PASSAGE FOR REVIEW →
>>>>>
Later, von Haugk presses the new monarch about the marriage. The anguished Karl signs the document for the wedding. Then Kellermann shows up to take the job Karl had offered him. When Karl asks him about Kathi, he learns that she is still waiting for him. He goes to see her one last time.

In the last scene, Karl is shown riding through the streets in a carriage with his bride. One onlooker remarks that it must be wonderful to be king, unaware of Karl's misery.

==Cast==
- Ramon Novarro as Crown Prince Karl Heinrich
- Norma Shearer as Kathi
- Jean Hersholt as Dr. Friedrich Jüttner
- Gustav von Seyffertitz as King Karl VII
- Philippe De Lacy as Young Karl
- Edgar Norton as Lutz
- Bobby Mack as Johann Kellermann
- Edward Connelly as Prime Minister von Haugk
- Otis Harlan as Old Ruder
- André Mattoni as Count Asterberg (uncredited)
- Hans Joby as Student (credited as John S. Peters)
- George K. Arthur as Drunk Student (uncredited)
- Edythe Chapman as Young Karl's nanny (uncredited)

==Production==
Irving Thalberg initially planned to have Erich von Stroheim direct this film as a follow-up to the director's commercial success The Merry Widow. Stroheim declined, opting instead to leave MGM and begin work on The Wedding March (1928). Thalberg then tried to attach E.A. Dupont, and then John S. Robertson to the project, but both passed on it. He settled on thirty-four-year-old German émigré Ernst Lubitsch.

Novarro was cast after John Gilbert was considered. Lubitsch felt that both Novarro and Shearer were miscast, but was unable to override the studio's casting decisions. Lubitsch's insistence on multiple takes and minimal rehearsal time were hard on both leads. Shearer even complained to Thalberg, her fiance, about Lubitsch's penchant for acting out scenes for the actors before they were shot. Thalberg told her that "everyone has a lot to learn from Lubitsch."

The love scene in the beer garden, which is acclaimed as one of the best scenes in the film by modern critics, was allegedly a headache for the director, who had it reshot entirely, but was still unhappy with it. It was rumored that the love scene in the film was reshot by John M. Stahl, but Lubitsch's assistant on the film, Andrew Marton, denied this. According to director King Vidor, Lubitsch also made Novarro film "a buddy scene with an effeminate extra" in the hopes of "playing up the charge between them." Novarro, no doubt, was extremely uncomfortable doing the scene and resentful of being put in that situation by the director; Novarro was extremely guarded about his own homosexuality his entire life.
<<<<<
(Records from a collection)
>>>>>
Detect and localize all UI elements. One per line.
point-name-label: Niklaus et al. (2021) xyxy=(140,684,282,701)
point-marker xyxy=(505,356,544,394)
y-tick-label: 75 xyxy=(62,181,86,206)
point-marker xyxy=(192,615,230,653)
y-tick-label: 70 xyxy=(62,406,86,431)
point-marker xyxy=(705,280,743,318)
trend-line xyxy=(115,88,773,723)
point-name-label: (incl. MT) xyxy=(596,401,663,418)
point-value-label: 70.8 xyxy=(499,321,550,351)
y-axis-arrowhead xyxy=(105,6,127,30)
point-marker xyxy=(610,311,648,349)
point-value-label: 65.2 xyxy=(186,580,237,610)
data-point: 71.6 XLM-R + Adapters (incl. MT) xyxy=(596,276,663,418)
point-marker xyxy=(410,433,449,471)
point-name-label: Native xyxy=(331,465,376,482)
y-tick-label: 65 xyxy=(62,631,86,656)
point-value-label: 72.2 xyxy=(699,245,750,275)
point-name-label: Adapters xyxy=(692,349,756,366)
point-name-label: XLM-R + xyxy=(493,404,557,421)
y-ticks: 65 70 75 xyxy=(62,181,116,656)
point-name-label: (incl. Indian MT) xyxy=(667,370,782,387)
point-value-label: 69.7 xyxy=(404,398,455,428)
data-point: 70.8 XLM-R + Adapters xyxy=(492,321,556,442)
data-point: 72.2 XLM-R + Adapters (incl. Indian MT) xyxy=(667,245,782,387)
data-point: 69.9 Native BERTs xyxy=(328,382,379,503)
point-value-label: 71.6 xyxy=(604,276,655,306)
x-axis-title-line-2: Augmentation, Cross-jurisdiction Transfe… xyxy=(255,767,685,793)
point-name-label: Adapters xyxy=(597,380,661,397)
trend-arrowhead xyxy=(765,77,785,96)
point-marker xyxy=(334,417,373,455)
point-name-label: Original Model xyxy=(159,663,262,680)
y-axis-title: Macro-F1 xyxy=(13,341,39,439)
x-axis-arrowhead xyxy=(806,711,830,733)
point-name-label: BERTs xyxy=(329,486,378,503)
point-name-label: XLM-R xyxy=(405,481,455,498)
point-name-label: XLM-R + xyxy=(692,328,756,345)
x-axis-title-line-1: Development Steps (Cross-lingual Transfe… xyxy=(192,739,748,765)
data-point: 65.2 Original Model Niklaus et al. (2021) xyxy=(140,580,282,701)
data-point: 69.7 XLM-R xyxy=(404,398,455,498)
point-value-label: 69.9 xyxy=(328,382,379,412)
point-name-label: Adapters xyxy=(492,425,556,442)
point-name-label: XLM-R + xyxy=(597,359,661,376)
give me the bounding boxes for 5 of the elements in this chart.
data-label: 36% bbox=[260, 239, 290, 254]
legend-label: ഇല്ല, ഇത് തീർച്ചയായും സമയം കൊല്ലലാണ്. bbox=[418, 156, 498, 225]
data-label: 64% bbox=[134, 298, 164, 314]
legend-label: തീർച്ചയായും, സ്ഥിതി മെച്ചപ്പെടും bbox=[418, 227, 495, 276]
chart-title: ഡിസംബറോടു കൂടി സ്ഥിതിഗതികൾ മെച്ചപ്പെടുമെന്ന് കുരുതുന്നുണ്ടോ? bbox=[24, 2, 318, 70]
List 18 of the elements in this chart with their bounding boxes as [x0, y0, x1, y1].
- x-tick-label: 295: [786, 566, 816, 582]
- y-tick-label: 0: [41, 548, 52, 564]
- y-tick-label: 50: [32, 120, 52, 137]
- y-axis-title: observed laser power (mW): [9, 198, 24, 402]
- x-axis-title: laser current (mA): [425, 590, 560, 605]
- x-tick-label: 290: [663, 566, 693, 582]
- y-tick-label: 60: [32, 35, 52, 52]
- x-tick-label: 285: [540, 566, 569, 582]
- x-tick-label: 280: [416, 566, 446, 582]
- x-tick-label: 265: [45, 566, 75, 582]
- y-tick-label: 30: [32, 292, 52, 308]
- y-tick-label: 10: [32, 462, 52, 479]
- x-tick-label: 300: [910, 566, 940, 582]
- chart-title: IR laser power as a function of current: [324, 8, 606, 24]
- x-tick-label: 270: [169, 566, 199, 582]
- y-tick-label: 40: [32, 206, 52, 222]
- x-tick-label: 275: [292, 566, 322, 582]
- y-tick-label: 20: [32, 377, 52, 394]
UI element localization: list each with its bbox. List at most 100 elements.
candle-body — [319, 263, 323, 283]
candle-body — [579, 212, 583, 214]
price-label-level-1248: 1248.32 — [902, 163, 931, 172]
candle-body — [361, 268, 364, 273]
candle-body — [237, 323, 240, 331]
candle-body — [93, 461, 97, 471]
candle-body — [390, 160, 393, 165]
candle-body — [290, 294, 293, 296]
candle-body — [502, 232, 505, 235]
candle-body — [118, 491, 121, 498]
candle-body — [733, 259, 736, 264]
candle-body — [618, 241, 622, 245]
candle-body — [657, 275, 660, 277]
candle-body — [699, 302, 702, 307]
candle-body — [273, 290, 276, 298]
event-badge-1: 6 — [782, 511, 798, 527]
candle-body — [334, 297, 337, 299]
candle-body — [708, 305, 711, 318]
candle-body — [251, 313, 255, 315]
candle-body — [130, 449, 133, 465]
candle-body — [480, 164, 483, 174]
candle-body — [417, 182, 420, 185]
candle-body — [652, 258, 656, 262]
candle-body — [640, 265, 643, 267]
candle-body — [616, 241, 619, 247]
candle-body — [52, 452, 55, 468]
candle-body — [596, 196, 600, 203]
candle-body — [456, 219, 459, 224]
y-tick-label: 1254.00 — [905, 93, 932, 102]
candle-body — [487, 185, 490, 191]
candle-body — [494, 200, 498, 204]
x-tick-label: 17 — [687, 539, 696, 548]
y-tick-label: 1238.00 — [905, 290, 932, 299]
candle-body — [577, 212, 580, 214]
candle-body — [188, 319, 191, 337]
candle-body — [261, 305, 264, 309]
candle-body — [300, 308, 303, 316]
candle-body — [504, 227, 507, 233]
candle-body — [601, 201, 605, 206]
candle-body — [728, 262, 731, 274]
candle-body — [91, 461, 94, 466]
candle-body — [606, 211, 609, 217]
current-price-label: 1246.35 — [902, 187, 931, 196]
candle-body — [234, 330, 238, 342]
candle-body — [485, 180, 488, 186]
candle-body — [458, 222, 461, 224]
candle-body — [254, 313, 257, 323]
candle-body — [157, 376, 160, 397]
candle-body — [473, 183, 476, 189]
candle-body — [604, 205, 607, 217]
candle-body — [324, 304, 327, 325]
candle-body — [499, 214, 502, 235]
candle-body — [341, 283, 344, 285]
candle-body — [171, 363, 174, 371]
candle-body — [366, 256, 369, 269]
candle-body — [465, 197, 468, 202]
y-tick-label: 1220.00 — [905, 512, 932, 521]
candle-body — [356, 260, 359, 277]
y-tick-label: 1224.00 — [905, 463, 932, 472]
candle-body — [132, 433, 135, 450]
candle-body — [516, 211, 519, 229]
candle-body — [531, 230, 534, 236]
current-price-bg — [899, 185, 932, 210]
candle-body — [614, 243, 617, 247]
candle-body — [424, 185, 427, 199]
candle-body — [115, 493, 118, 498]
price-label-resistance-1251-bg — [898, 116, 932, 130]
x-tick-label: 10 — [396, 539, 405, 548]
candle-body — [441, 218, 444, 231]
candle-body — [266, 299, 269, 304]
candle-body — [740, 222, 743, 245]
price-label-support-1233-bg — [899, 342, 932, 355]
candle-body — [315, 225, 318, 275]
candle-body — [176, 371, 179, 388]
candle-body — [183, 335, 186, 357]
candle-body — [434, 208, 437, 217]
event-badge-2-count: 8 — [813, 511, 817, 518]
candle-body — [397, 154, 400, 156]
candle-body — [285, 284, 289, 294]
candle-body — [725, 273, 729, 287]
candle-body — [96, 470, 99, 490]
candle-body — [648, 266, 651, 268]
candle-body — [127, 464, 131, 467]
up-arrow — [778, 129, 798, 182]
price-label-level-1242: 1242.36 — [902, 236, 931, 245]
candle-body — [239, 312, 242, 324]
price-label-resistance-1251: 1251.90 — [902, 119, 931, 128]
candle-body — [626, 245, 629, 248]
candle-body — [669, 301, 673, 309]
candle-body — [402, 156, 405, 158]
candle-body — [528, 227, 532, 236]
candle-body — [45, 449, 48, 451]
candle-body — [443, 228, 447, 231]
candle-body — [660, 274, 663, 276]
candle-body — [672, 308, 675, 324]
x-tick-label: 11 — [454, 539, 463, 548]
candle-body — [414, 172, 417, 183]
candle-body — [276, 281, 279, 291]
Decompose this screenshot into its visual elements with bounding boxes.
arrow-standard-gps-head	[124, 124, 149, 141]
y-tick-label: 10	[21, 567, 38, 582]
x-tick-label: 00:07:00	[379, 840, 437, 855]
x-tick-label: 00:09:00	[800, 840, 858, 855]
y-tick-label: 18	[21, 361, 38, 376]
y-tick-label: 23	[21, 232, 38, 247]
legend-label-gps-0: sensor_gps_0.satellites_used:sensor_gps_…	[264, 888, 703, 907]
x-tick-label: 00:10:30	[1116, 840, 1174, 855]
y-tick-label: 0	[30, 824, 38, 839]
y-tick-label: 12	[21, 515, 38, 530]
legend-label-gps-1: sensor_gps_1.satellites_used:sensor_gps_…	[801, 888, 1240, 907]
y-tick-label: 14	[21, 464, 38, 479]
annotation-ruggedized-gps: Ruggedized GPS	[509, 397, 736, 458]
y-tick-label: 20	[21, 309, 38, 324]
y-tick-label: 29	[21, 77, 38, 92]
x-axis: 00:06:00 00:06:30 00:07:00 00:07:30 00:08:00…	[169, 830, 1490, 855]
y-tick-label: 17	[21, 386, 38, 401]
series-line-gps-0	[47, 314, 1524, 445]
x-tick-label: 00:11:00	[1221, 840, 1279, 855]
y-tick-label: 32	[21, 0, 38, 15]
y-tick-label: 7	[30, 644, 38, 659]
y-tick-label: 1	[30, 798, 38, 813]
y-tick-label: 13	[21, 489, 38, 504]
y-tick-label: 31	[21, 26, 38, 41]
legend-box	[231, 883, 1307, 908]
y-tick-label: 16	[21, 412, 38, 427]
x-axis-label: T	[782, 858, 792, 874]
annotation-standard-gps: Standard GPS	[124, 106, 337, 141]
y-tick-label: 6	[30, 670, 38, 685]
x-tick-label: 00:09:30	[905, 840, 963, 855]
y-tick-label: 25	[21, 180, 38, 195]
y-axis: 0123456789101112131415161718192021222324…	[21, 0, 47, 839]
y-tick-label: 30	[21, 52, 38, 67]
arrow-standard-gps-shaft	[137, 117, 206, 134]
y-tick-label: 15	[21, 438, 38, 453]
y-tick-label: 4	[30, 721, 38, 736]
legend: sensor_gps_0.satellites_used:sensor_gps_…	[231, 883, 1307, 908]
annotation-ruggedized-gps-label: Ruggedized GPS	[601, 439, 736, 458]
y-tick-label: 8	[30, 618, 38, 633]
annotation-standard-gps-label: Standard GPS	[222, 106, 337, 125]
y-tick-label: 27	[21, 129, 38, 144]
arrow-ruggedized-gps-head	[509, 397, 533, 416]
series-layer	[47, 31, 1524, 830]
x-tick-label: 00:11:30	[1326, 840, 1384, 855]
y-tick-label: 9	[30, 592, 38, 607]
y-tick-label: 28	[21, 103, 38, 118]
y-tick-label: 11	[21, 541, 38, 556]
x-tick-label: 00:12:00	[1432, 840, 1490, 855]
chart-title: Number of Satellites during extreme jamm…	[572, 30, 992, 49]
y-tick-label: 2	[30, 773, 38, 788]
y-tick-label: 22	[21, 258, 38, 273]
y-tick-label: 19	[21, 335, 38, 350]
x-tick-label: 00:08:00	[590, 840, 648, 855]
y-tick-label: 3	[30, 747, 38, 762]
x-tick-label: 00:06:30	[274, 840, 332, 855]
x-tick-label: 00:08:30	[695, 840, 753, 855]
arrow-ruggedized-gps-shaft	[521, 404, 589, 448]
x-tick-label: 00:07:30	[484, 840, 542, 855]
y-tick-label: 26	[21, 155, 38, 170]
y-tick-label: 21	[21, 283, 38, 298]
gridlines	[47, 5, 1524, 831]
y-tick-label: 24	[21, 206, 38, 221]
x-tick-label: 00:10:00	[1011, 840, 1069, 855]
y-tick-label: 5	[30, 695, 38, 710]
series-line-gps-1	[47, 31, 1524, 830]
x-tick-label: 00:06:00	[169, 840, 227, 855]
<<<<<
INSTRUCTIONS FOR THE TASK → Carry on the film article about Crown Prince Karl Heinrich and Kathi, directed by Ernst Lubitsch, from the point after its last sentence.

ANSWER SECTION →
The film was in production for more than 108 days and cost $1,205,000. A stickler for authenticity, Lubitsch drove up the budget significantly, infuriating the studio. For instance, he had costume designer Ali Hubert bring thirty-two trunks of wardrobe and props from Europe for use in the film. Following principal photography, he went to Germany to film establishing shots, none of which were used in the finished movie; what little location work there is in the finished film was shot in Laurel Canyon.

==Reception==
Although now considered a classic by many film historians, it was far from a unanimous critical success during its original theatrical run. In a review for The New York Times, Mordaunt Hall wrote "Mr. Novarro is natural and earnest, but he is a little too Latin in appearance for the rôle. Norma Shearer is attractive as Kathi. She, however, does not seem to put her soul into the part. She, too, acts well, but, like Mr. Novarro, she does not respond, as other players have done, to Mr. Lubitsch's direction. The ablest acting in this piece of work is done by Jean Hersholt as Dr. Guttner [sic] and Gustav von Seyffertitz as the King. Their efforts in all their scenes reveal their sensitiveness to the direction."

According to MGM records, The Student Prince in Old Heidelberg earned $894,000 in theater rentals from the United States and Canada and an additional $662,000 from foreign rentals. Despite being a popular film with movie-goers, the exorbitant production cost of Student Prince kept it from making a profit; the film lost $307,000.

==Impact==
Many critics consider it one of Lubitsch's finest silent films, and it has received better reviews than MGM's 1954 color remake based on Sigmund Romberg's operetta version of the story.